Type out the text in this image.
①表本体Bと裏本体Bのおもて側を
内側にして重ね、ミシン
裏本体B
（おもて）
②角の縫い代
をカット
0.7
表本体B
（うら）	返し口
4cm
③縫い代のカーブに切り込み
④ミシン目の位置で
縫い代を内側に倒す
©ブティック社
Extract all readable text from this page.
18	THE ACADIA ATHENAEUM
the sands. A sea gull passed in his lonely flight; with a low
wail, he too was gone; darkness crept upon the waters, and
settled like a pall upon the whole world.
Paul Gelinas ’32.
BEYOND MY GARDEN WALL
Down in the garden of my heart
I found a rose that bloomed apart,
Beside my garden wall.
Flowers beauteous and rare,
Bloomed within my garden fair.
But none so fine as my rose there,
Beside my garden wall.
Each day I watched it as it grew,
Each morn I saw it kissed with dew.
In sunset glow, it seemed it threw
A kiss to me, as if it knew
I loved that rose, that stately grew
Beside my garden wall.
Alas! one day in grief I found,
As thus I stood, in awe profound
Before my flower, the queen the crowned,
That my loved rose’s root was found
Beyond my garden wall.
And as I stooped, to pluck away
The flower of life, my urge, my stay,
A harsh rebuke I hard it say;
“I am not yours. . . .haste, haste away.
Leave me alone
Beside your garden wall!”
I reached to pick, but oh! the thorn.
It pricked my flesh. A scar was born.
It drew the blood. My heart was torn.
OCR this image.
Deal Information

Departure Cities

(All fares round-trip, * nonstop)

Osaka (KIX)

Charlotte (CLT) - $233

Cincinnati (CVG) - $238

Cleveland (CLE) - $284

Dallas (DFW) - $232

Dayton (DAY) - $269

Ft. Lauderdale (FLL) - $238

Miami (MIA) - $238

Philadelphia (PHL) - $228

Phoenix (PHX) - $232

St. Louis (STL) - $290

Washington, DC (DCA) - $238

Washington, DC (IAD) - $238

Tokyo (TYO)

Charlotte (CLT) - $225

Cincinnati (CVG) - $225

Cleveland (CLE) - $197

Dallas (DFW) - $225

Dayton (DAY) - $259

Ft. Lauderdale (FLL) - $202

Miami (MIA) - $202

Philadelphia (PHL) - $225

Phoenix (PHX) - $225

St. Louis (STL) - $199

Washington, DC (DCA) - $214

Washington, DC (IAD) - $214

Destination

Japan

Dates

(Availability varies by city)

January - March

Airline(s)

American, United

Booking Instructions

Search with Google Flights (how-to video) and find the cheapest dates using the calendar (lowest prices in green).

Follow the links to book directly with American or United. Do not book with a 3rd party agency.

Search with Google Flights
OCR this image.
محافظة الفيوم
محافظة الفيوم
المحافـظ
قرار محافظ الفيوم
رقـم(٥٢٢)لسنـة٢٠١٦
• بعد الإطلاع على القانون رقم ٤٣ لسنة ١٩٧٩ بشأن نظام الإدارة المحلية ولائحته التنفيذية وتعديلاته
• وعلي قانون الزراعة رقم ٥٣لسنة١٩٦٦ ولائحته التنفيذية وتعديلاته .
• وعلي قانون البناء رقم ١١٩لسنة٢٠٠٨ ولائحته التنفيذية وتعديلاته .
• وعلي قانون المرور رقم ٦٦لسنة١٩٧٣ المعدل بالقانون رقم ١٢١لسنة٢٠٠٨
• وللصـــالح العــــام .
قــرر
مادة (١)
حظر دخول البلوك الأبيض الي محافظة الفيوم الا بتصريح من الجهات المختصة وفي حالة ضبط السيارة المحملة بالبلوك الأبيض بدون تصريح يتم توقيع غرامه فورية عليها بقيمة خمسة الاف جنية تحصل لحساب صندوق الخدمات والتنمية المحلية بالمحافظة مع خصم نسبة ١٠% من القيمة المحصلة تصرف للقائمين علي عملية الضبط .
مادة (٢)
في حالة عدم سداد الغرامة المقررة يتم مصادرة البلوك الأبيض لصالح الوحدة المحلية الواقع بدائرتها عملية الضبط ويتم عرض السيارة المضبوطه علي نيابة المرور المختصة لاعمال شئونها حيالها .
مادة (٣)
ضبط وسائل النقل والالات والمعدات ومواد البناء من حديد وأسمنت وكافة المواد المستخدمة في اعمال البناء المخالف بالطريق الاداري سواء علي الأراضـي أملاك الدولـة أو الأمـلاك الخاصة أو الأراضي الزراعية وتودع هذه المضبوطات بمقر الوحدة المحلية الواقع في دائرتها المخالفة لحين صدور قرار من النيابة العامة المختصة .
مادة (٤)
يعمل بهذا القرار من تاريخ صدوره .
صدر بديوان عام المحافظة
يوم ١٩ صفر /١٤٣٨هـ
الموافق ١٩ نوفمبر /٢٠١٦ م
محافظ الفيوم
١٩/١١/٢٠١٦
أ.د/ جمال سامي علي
===
Work required> Return each line that includes "United".

Exercise solution>
American, United
Follow the links to book directly with American or United. Do not book with a 3rd party agency.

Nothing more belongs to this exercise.